_DO THIS_
Copy the items word for word, from the first line up to and including the line with "hit-id-link[interactable]: UniRef100_Q9SNZ0 —".

_MATERIALS PROVIDED_
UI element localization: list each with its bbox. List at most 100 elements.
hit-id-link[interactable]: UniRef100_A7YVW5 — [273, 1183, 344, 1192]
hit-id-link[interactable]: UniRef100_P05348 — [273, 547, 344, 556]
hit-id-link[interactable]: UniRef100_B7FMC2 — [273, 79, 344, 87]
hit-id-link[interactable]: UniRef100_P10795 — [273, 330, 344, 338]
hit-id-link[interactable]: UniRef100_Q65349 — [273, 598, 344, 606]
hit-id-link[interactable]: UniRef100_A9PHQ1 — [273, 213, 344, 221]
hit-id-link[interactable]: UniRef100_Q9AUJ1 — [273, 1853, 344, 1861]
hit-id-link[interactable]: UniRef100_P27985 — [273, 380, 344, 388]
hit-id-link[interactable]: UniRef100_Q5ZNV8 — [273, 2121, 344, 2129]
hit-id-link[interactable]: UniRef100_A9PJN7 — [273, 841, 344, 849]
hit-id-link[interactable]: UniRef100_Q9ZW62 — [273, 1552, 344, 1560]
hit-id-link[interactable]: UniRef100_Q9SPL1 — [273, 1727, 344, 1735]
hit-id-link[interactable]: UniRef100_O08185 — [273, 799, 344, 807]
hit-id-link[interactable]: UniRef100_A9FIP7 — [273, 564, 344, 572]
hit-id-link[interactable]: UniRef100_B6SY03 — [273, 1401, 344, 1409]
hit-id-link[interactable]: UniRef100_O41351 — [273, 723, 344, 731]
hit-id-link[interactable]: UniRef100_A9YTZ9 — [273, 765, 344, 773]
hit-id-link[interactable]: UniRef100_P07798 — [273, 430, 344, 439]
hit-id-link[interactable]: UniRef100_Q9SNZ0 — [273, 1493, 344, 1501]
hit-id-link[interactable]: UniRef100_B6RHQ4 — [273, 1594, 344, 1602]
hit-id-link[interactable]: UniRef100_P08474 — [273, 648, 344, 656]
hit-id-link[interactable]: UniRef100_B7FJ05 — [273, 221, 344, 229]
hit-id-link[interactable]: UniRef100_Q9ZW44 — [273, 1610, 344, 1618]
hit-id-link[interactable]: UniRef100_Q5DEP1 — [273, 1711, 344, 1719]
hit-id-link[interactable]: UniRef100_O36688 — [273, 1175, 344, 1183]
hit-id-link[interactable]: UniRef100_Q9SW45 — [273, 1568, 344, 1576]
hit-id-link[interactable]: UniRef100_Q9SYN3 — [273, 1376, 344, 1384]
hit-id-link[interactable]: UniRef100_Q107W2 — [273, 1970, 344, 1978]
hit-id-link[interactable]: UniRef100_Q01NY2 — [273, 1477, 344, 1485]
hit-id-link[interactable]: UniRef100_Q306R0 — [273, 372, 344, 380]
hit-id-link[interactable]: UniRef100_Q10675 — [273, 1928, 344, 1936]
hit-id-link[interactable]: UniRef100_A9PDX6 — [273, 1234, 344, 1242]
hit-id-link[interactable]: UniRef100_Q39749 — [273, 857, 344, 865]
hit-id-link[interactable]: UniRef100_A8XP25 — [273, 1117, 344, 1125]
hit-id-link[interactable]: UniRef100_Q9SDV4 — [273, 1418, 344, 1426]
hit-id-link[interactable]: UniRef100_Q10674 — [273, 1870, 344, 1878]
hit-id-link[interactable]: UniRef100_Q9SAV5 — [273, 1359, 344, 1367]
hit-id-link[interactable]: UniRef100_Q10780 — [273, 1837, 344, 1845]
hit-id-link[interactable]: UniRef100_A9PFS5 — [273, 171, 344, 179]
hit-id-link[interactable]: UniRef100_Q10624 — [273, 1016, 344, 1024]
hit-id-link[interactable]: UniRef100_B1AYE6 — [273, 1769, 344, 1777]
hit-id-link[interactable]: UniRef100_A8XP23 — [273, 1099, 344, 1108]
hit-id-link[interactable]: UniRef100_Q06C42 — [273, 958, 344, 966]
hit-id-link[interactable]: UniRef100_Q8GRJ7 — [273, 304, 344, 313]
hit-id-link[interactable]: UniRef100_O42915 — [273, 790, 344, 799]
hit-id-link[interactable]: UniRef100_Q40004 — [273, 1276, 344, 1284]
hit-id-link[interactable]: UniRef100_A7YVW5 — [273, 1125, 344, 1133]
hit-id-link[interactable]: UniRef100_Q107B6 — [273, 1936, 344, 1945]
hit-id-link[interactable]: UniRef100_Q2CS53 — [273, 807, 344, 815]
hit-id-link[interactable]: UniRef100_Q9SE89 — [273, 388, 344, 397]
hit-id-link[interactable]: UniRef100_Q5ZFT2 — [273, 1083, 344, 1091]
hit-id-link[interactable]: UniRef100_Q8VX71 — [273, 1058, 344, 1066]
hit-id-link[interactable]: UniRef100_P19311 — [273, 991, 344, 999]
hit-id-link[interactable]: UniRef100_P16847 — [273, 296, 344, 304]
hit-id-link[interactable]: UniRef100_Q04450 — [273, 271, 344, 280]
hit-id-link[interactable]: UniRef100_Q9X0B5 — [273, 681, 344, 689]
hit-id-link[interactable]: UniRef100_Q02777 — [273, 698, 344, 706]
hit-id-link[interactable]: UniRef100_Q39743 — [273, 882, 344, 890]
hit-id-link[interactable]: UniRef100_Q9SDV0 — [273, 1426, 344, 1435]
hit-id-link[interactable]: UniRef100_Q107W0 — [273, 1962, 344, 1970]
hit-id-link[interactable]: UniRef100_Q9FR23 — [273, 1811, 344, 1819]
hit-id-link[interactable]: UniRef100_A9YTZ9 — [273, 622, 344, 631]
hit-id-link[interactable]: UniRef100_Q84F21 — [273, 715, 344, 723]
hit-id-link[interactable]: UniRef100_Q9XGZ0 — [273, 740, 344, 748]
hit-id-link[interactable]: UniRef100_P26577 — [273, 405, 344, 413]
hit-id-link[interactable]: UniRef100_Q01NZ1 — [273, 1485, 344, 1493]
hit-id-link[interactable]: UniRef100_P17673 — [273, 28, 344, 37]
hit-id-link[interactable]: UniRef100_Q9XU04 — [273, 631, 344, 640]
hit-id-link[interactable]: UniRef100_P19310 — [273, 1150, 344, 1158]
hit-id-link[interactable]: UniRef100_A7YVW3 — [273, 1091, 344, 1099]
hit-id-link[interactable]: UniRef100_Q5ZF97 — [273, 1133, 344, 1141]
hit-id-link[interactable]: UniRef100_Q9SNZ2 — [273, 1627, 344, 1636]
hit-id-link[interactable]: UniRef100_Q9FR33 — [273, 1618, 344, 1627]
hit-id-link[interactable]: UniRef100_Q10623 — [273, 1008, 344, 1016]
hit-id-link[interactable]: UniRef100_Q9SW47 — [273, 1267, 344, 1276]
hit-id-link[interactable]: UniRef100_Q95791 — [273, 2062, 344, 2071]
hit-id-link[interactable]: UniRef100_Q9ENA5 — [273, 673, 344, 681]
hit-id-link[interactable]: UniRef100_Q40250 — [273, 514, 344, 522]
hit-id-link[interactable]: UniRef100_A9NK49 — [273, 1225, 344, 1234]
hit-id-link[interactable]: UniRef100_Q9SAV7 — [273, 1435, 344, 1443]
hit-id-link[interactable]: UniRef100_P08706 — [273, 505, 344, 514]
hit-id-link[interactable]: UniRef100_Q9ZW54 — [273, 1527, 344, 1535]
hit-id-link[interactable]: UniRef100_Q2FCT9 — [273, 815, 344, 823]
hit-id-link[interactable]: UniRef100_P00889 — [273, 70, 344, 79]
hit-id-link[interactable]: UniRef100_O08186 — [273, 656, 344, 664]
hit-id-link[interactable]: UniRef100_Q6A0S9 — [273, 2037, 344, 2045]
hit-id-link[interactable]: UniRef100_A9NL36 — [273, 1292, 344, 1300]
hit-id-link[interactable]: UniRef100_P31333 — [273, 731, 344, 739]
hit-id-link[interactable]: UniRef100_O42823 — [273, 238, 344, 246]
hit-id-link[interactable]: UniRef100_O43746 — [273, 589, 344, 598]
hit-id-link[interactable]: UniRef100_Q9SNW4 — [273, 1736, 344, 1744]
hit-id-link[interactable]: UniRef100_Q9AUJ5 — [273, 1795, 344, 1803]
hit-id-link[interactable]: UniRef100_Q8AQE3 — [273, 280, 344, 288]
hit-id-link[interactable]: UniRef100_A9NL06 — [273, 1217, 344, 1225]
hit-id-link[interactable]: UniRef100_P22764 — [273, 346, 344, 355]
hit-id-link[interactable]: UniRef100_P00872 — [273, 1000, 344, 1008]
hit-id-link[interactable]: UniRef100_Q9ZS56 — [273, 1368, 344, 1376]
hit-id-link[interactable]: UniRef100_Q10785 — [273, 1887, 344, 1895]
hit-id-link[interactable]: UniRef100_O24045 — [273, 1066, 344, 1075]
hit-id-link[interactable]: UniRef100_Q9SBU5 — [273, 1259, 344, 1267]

_SOLVED EXERCISE_
UI element localization: list each with its bbox. List at most 100 elements.
hit-id-link[interactable]: UniRef100_A7YVW5 — [273, 1183, 344, 1192]
hit-id-link[interactable]: UniRef100_P05348 — [273, 547, 344, 556]
hit-id-link[interactable]: UniRef100_B7FMC2 — [273, 79, 344, 87]
hit-id-link[interactable]: UniRef100_P10795 — [273, 330, 344, 338]
hit-id-link[interactable]: UniRef100_Q65349 — [273, 598, 344, 606]
hit-id-link[interactable]: UniRef100_A9PHQ1 — [273, 213, 344, 221]
hit-id-link[interactable]: UniRef100_Q9AUJ1 — [273, 1853, 344, 1861]
hit-id-link[interactable]: UniRef100_P27985 — [273, 380, 344, 388]
hit-id-link[interactable]: UniRef100_Q5ZNV8 — [273, 2121, 344, 2129]
hit-id-link[interactable]: UniRef100_A9PJN7 — [273, 841, 344, 849]
hit-id-link[interactable]: UniRef100_Q9ZW62 — [273, 1552, 344, 1560]
hit-id-link[interactable]: UniRef100_Q9SPL1 — [273, 1727, 344, 1735]
hit-id-link[interactable]: UniRef100_O08185 — [273, 799, 344, 807]
hit-id-link[interactable]: UniRef100_A9FIP7 — [273, 564, 344, 572]
hit-id-link[interactable]: UniRef100_B6SY03 — [273, 1401, 344, 1409]
hit-id-link[interactable]: UniRef100_O41351 — [273, 723, 344, 731]
hit-id-link[interactable]: UniRef100_A9YTZ9 — [273, 765, 344, 773]
hit-id-link[interactable]: UniRef100_P07798 — [273, 430, 344, 439]
hit-id-link[interactable]: UniRef100_Q9SNZ0 — [273, 1493, 344, 1501]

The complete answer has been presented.